- GOAL OF THE EXERCISE -
Collect every line of the records below that contains the word "OWNER".

- GIVEN RECORDS -
○ ○ ○
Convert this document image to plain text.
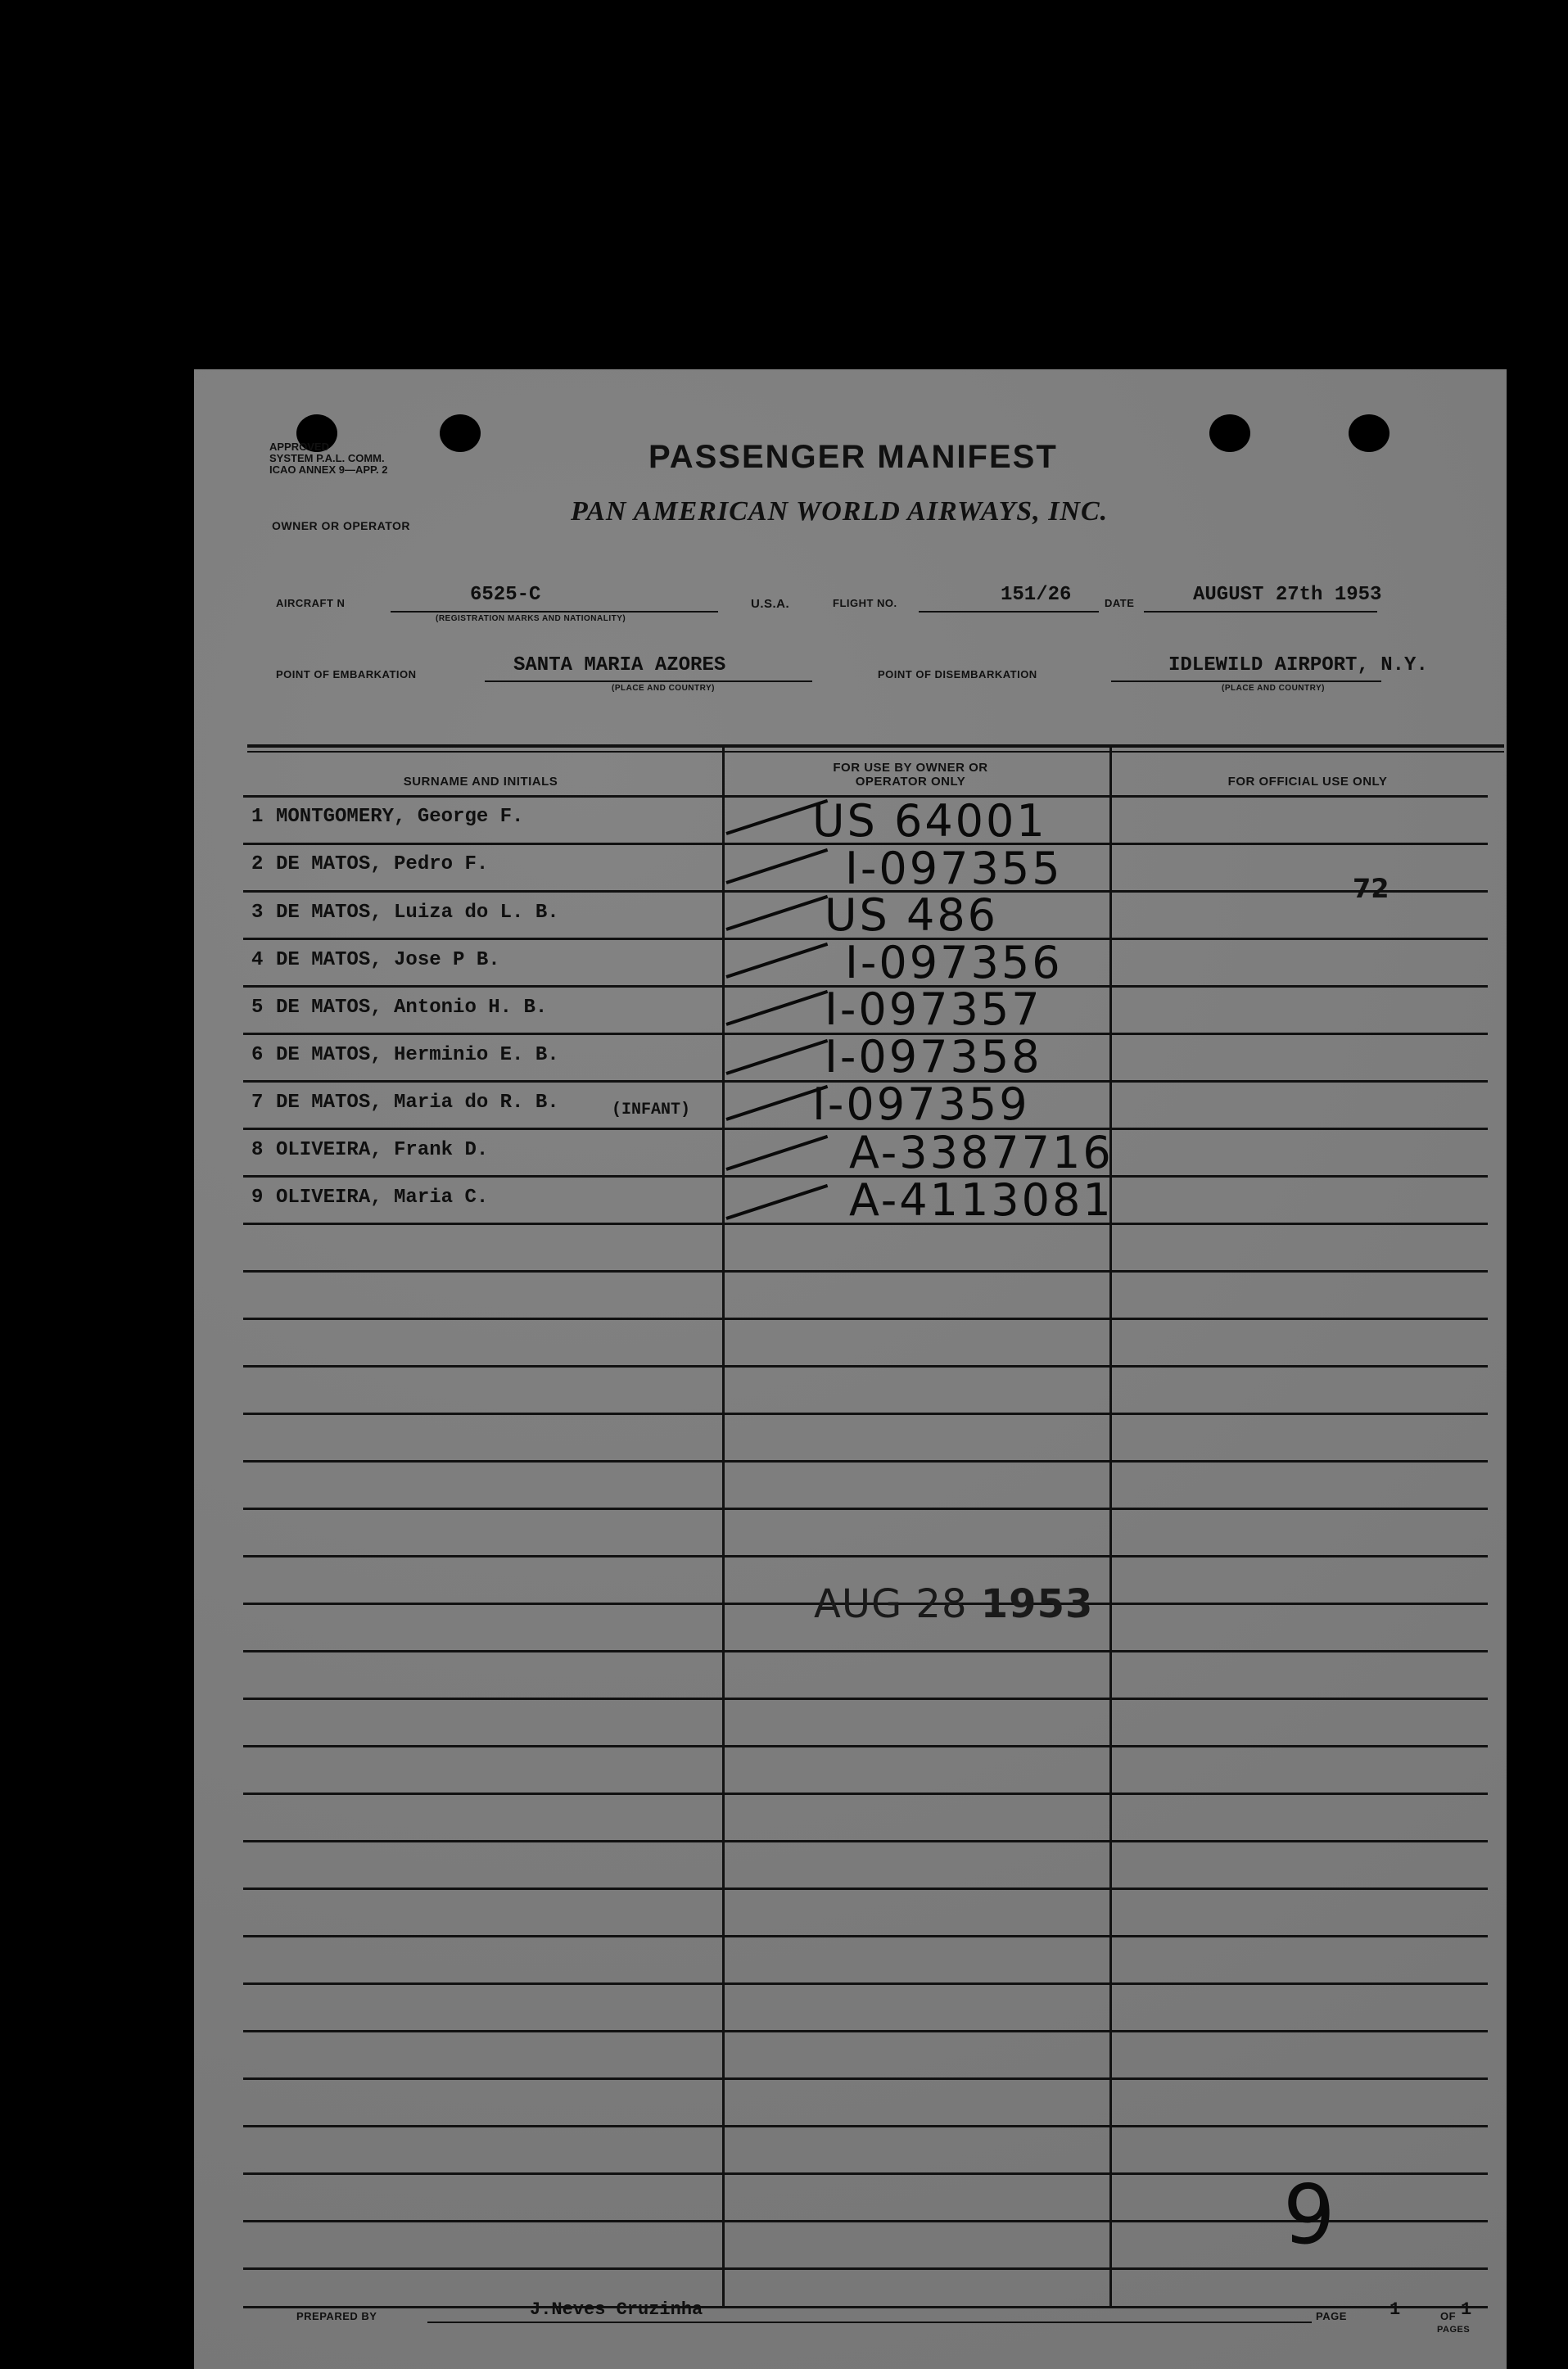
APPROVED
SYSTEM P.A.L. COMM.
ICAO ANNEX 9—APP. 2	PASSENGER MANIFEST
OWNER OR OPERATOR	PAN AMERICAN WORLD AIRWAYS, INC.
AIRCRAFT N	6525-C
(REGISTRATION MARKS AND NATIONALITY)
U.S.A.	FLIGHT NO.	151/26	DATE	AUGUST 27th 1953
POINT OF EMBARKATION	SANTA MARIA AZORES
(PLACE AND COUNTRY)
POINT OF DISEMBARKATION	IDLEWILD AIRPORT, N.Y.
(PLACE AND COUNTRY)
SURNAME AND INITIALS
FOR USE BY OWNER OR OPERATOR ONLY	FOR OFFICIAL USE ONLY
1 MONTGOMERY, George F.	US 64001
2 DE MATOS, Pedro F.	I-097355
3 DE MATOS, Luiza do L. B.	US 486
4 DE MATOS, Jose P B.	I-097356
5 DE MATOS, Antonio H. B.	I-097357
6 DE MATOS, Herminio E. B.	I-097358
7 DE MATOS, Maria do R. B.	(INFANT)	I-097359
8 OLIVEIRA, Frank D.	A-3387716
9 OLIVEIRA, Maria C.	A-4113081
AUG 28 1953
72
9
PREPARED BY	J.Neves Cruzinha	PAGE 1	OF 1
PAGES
○ ○ ○
- WRITTEN RESPONSE -
OWNER OR OPERATOR	PAN AMERICAN WORLD AIRWAYS, INC.
FOR USE BY OWNER OR OPERATOR ONLY	FOR OFFICIAL USE ONLY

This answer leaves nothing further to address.